── Data for review ──

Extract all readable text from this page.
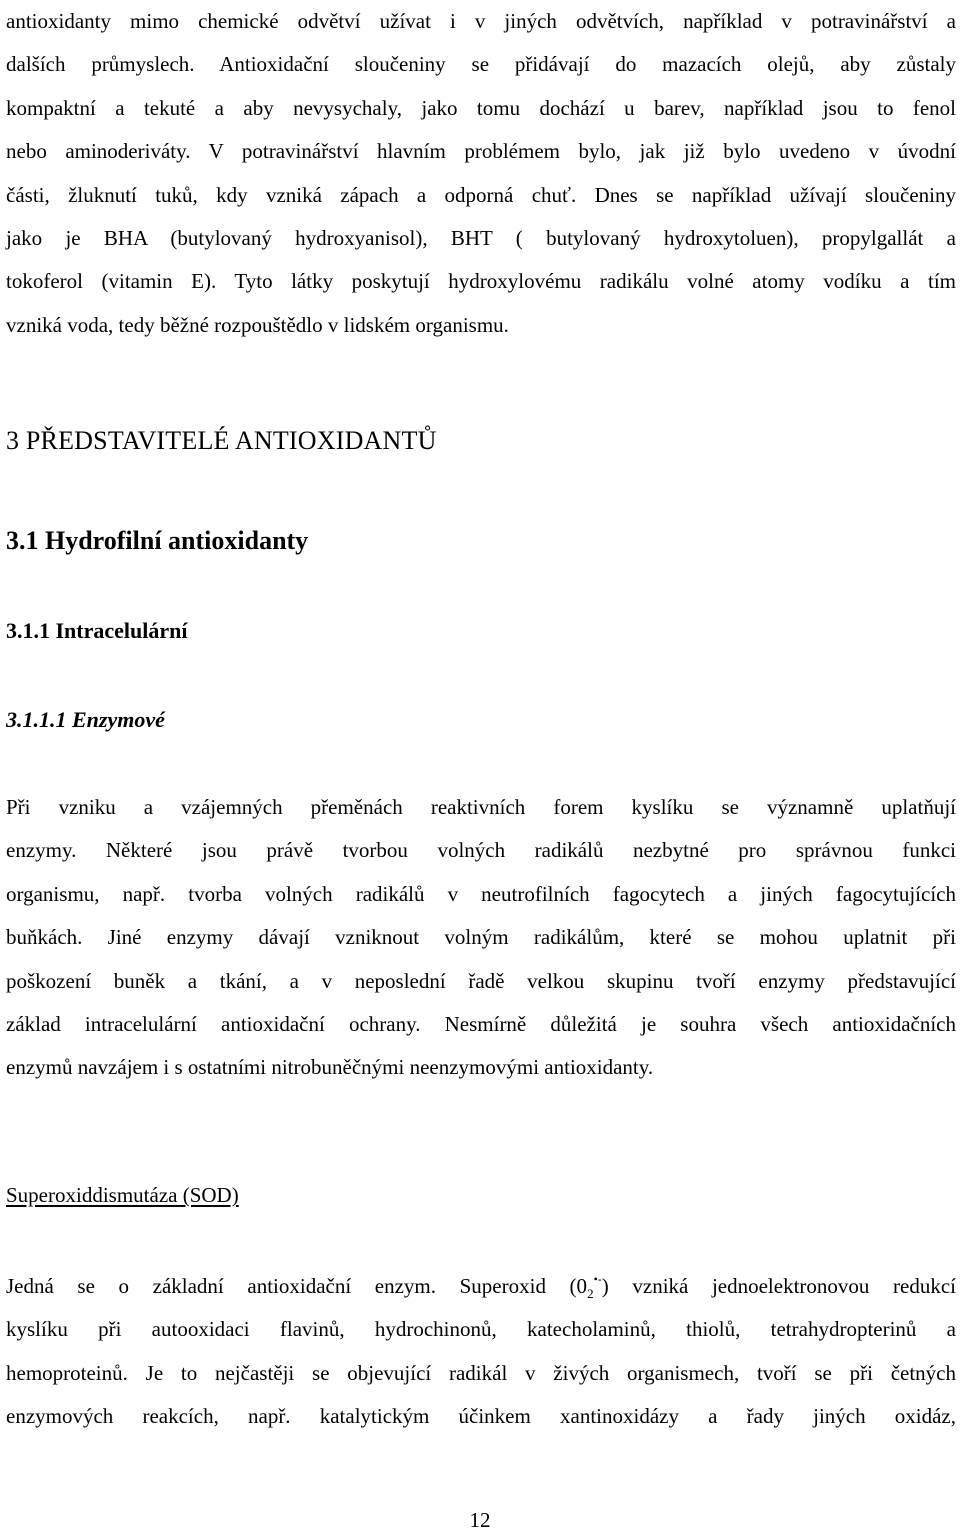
antioxidanty mimo chemické odvětví užívat i v jiných odvětvích, například v potravinářství a
dalších průmyslech. Antioxidační sloučeniny se přidávají do mazacích olejů, aby zůstaly
kompaktní a tekuté a aby nevysychaly, jako tomu dochází u barev, například jsou to fenol
nebo aminoderiváty. V potravinářství hlavním problémem bylo, jak již bylo uvedeno v úvodní
části, žluknutí tuků, kdy vzniká zápach a odporná chuť. Dnes se například užívají sloučeniny
jako je BHA (butylovaný hydroxyanisol), BHT ( butylovaný hydroxytoluen), propylgallát a
tokoferol (vitamin E). Tyto látky poskytují hydroxylovému radikálu volné atomy vodíku a tím
vzniká voda, tedy běžné rozpouštědlo v lidském organismu.
3 PŘEDSTAVITELÉ ANTIOXIDANTŮ
3.1 Hydrofilní antioxidanty
3.1.1 Intracelulární
3.1.1.1 Enzymové
Při vzniku a vzájemných přeměnách reaktivních forem kyslíku se významně uplatňují
enzymy. Některé jsou právě tvorbou volných radikálů nezbytné pro správnou funkci
organismu, např. tvorba volných radikálů v neutrofilních fagocytech a jiných fagocytujících
buňkách. Jiné enzymy dávají vzniknout volným radikálům, které se mohou uplatnit při
poškození buněk a tkání, a v neposlední řadě velkou skupinu tvoří enzymy představující
základ intracelulární antioxidační ochrany. Nesmírně důležitá je souhra všech antioxidačních
enzymů navzájem i s ostatními nitrobuněčnými neenzymovými antioxidanty.
Superoxiddismutáza (SOD)
Jedná se o základní antioxidační enzym. Superoxid $(0_2^{•-})$ vzniká jednoelektronovou redukcí
kyslíku při autooxidaci flavinů, hydrochinonů, katecholaminů, thiolů, tetrahydropterinů a
hemoproteinů. Je to nejčastěji se objevující radikál v živých organismech, tvoří se při četných
enzymových reakcích, např. katalytickým účinkem xantinoxidázy a řady jiných oxidáz,
12
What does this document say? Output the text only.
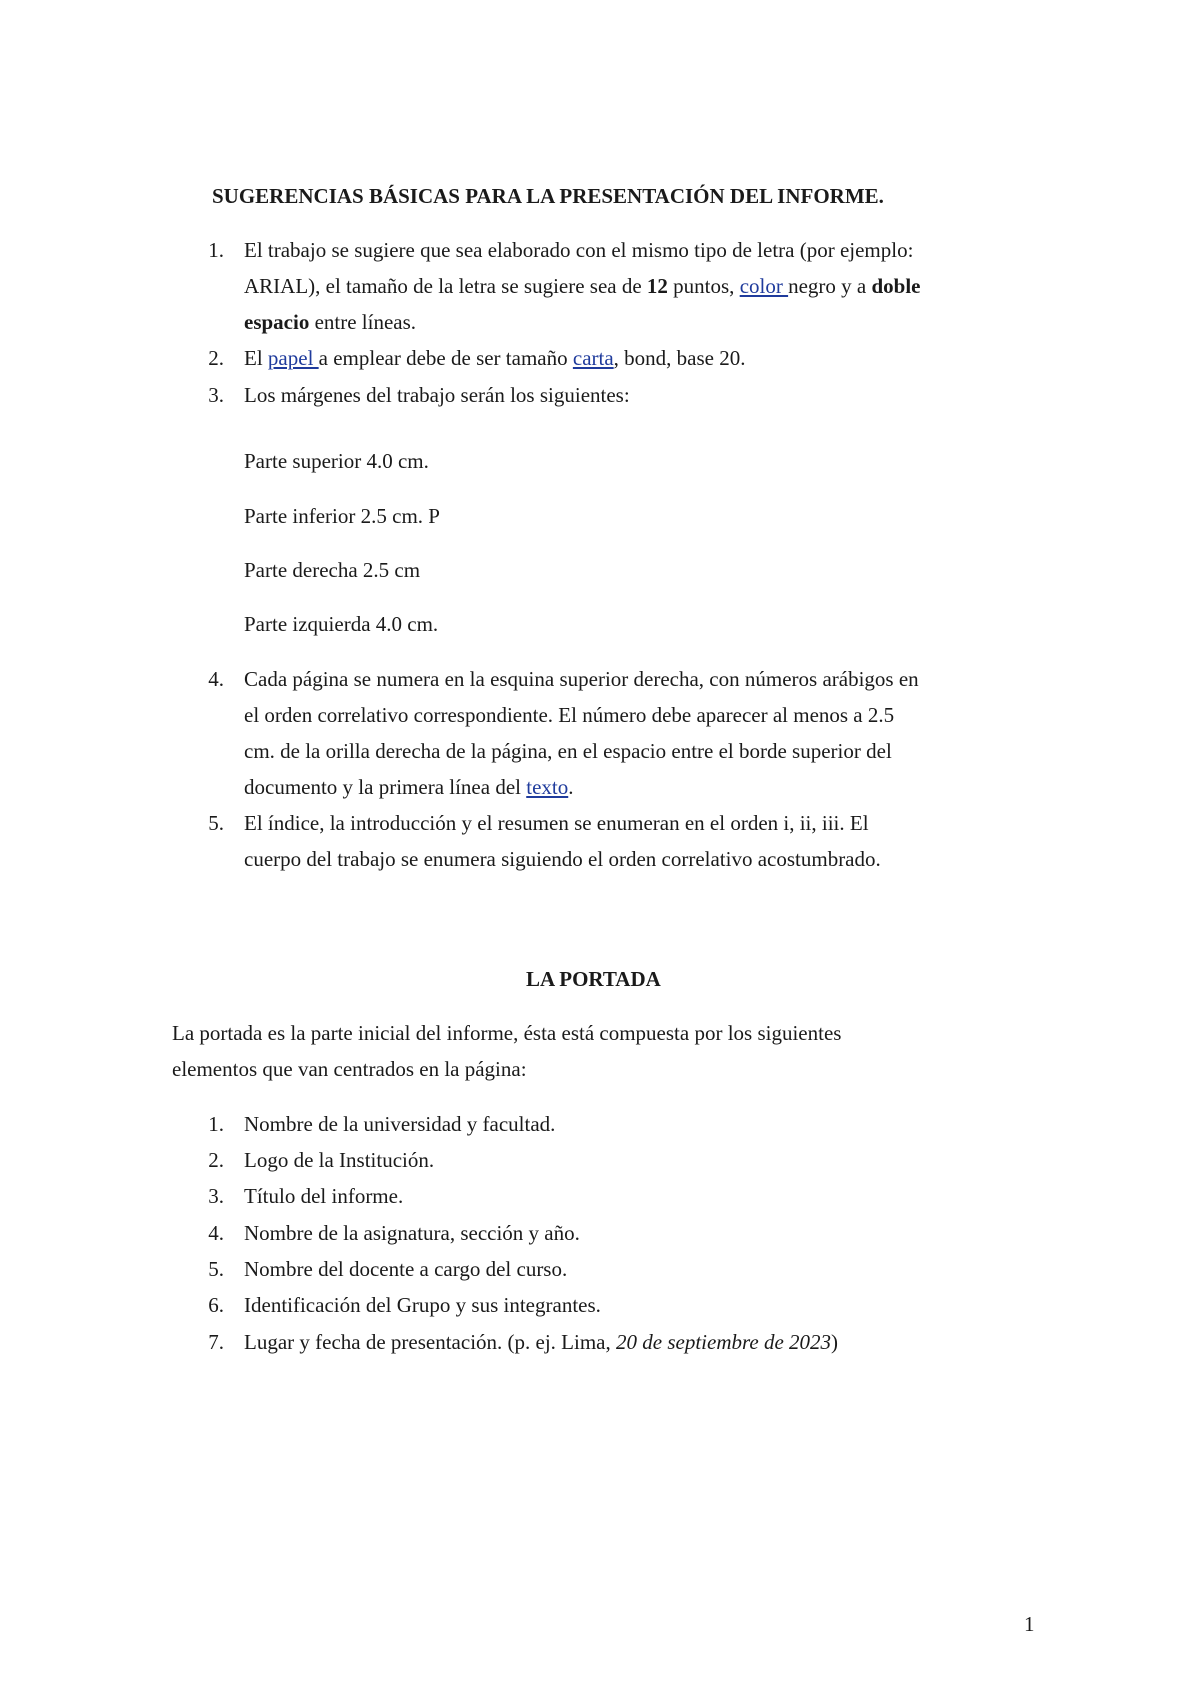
SUGERENCIAS BÁSICAS PARA LA PRESENTACIÓN DEL INFORME.
1. El trabajo se sugiere que sea elaborado con el mismo tipo de letra (por ejemplo:
ARIAL), el tamaño de la letra se sugiere sea de 12 puntos, color negro y a doble
espacio entre líneas.
2. El papel a emplear debe de ser tamaño carta, bond, base 20.
3. Los márgenes del trabajo serán los siguientes:
Parte superior 4.0 cm.
Parte inferior 2.5 cm. P
Parte derecha 2.5 cm
Parte izquierda 4.0 cm.
4. Cada página se numera en la esquina superior derecha, con números arábigos en
el orden correlativo correspondiente. El número debe aparecer al menos a 2.5
cm. de la orilla derecha de la página, en el espacio entre el borde superior del
documento y la primera línea del texto.
5. El índice, la introducción y el resumen se enumeran en el orden i, ii, iii. El
cuerpo del trabajo se enumera siguiendo el orden correlativo acostumbrado.
LA PORTADA
La portada es la parte inicial del informe, ésta está compuesta por los siguientes
elementos que van centrados en la página:
1. Nombre de la universidad y facultad.
2. Logo de la Institución.
3. Título del informe.
4. Nombre de la asignatura, sección y año.
5. Nombre del docente a cargo del curso.
6. Identificación del Grupo y sus integrantes.
7. Lugar y fecha de presentación. (p. ej. Lima, 20 de septiembre de 2023)
1
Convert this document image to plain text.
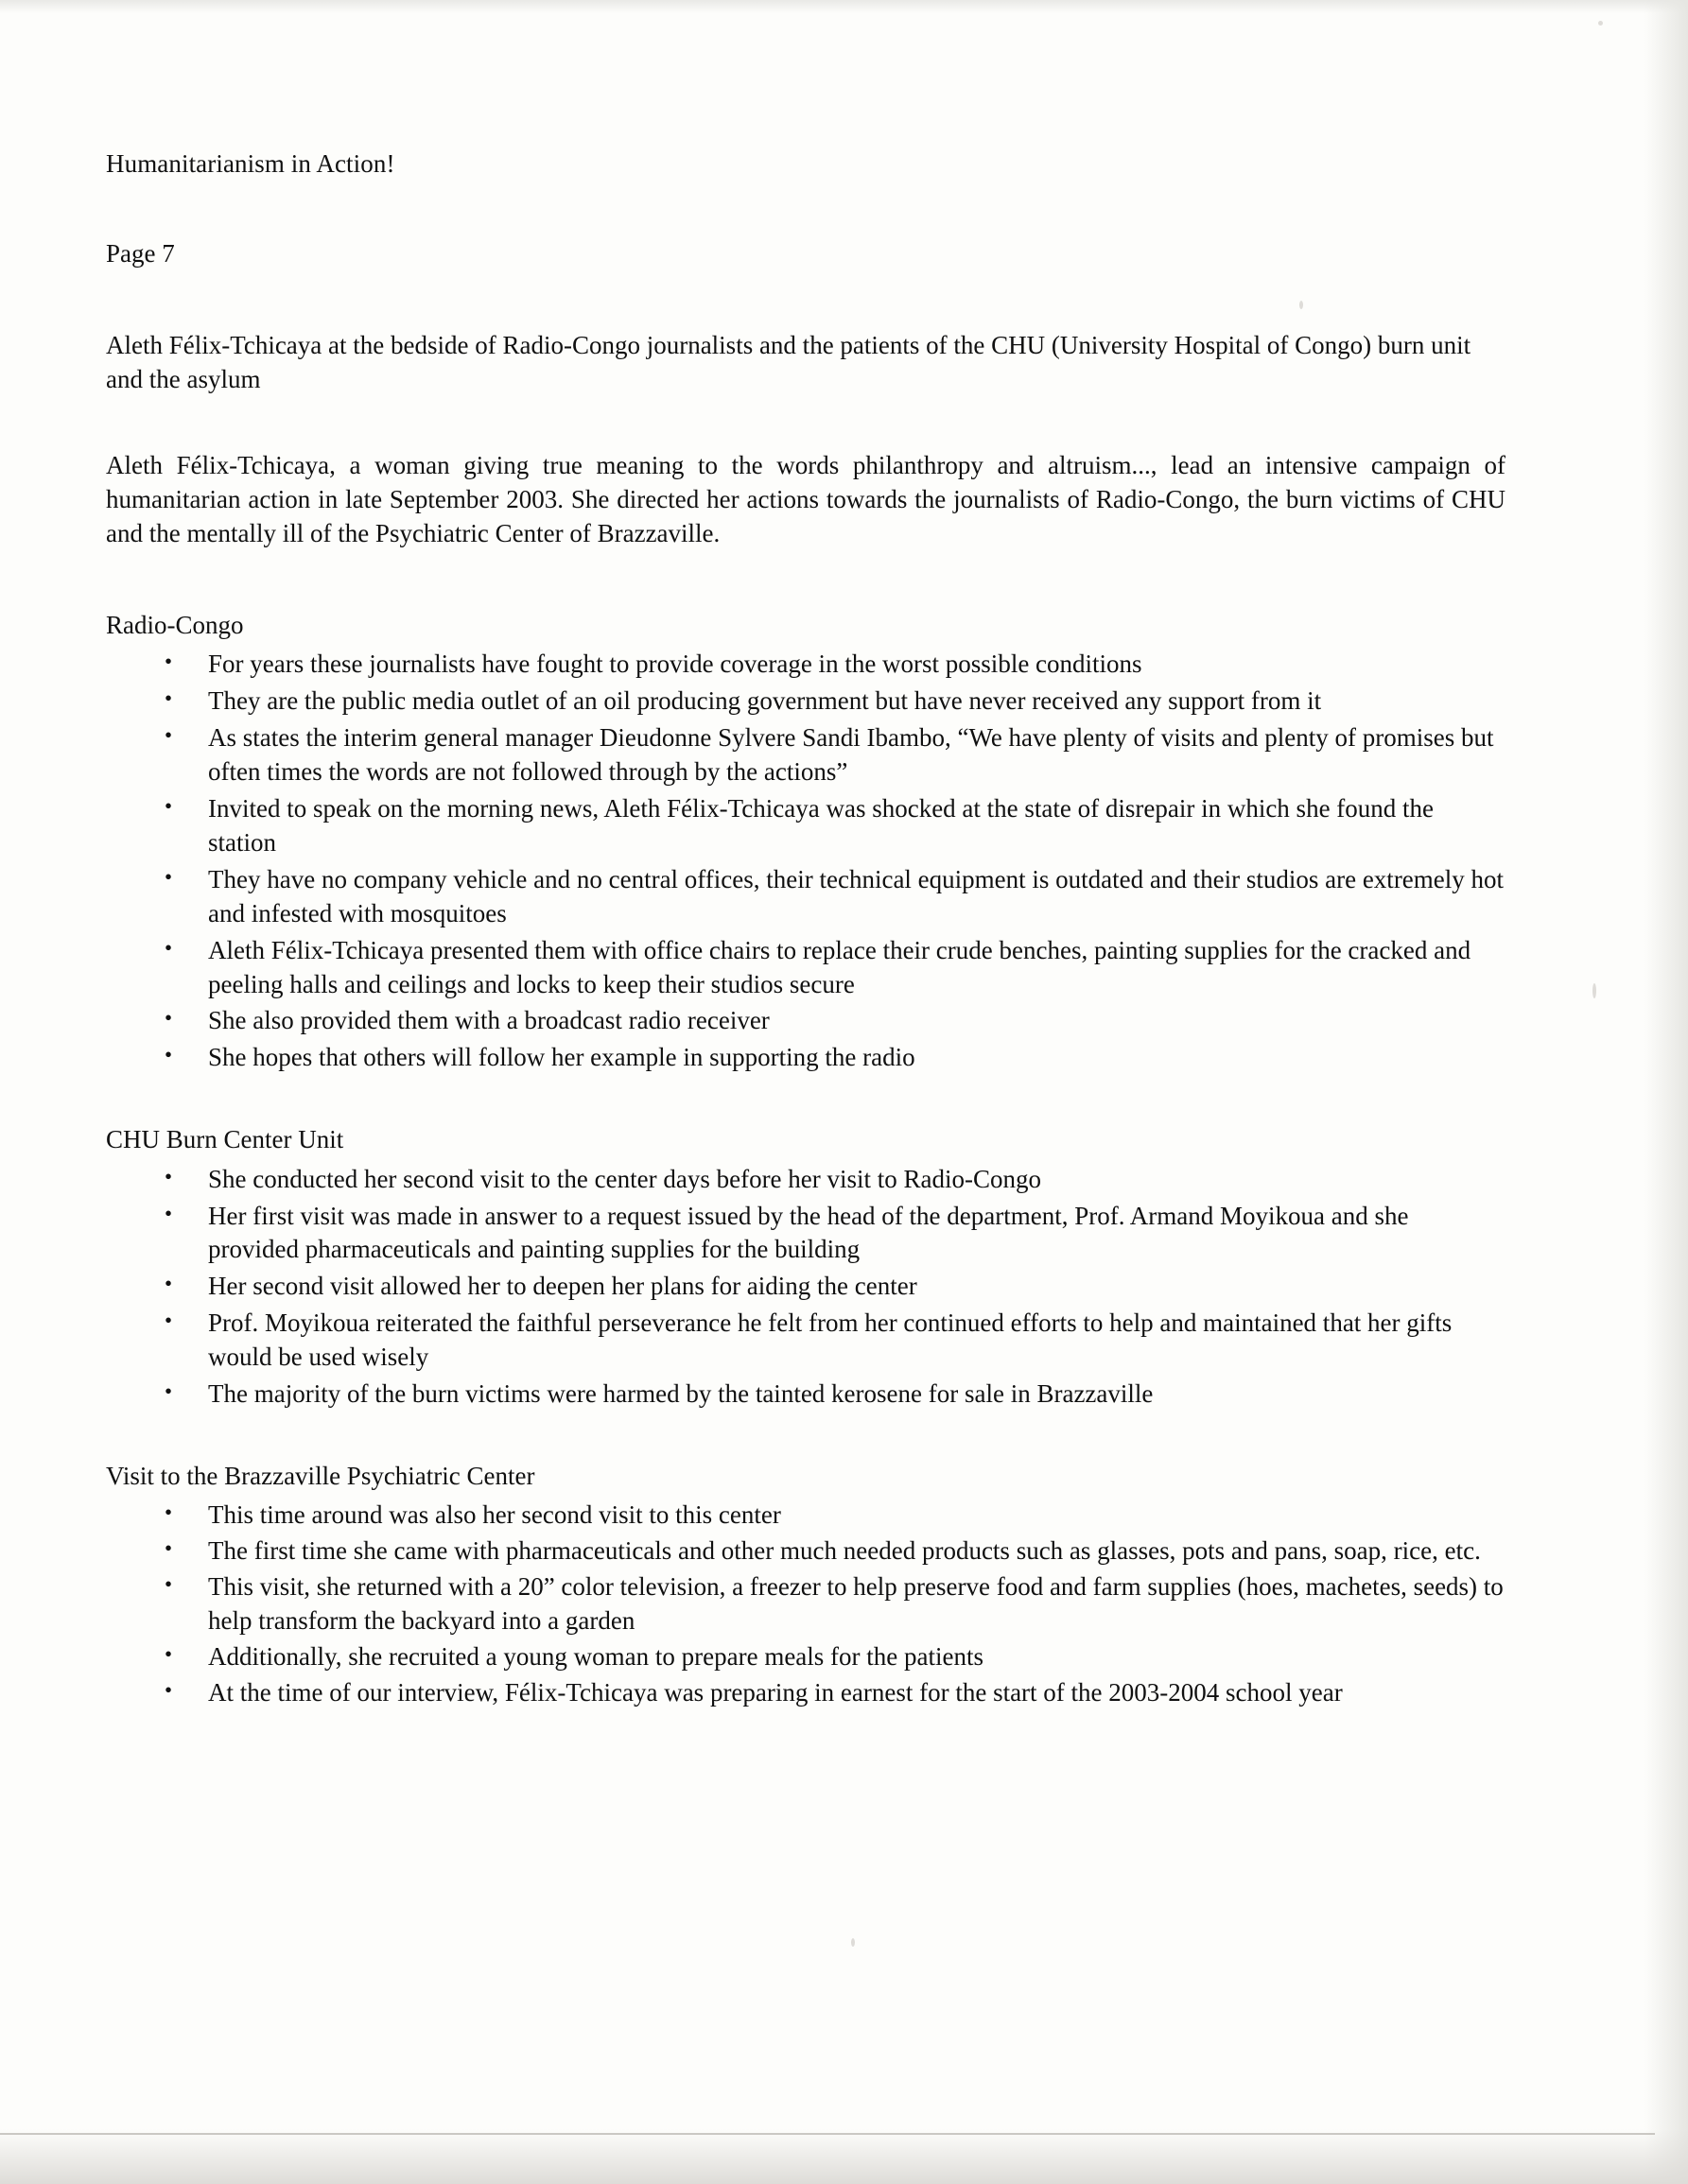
Humanitarianism in Action!

Page 7

Aleth Félix-Tchicaya at the bedside of Radio-Congo journalists and the patients of the CHU (University Hospital of Congo) burn unit and the asylum

Aleth Félix-Tchicaya, a woman giving true meaning to the words philanthropy and altruism..., lead an intensive campaign of humanitarian action in late September 2003. She directed her actions towards the journalists of Radio-Congo, the burn victims of CHU and the mentally ill of the Psychiatric Center of Brazzaville.

Radio-Congo

• For years these journalists have fought to provide coverage in the worst possible conditions
• They are the public media outlet of an oil producing government but have never received any support from it
• As states the interim general manager Dieudonne Sylvere Sandi Ibambo, “We have plenty of visits and plenty of promises but often times the words are not followed through by the actions”
• Invited to speak on the morning news, Aleth Félix-Tchicaya was shocked at the state of disrepair in which she found the station
• They have no company vehicle and no central offices, their technical equipment is outdated and their studios are extremely hot and infested with mosquitoes
• Aleth Félix-Tchicaya presented them with office chairs to replace their crude benches, painting supplies for the cracked and peeling halls and ceilings and locks to keep their studios secure
• She also provided them with a broadcast radio receiver
• She hopes that others will follow her example in supporting the radio

CHU Burn Center Unit

• She conducted her second visit to the center days before her visit to Radio-Congo
• Her first visit was made in answer to a request issued by the head of the department, Prof. Armand Moyikoua and she provided pharmaceuticals and painting supplies for the building
• Her second visit allowed her to deepen her plans for aiding the center
• Prof. Moyikoua reiterated the faithful perseverance he felt from her continued efforts to help and maintained that her gifts would be used wisely
• The majority of the burn victims were harmed by the tainted kerosene for sale in Brazzaville

Visit to the Brazzaville Psychiatric Center

• This time around was also her second visit to this center
• The first time she came with pharmaceuticals and other much needed products such as glasses, pots and pans, soap, rice, etc.
• This visit, she returned with a 20” color television, a freezer to help preserve food and farm supplies (hoes, machetes, seeds) to help transform the backyard into a garden
• Additionally, she recruited a young woman to prepare meals for the patients
• At the time of our interview, Félix-Tchicaya was preparing in earnest for the start of the 2003-2004 school year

───

> **To do**:
Search the data for "Nombre". Copy every line that has it.

> **Response for this exercise**:
1. Nombre de la universidad y facultad.
4. Nombre de la asignatura, sección y año.
5. Nombre del docente a cargo del curso.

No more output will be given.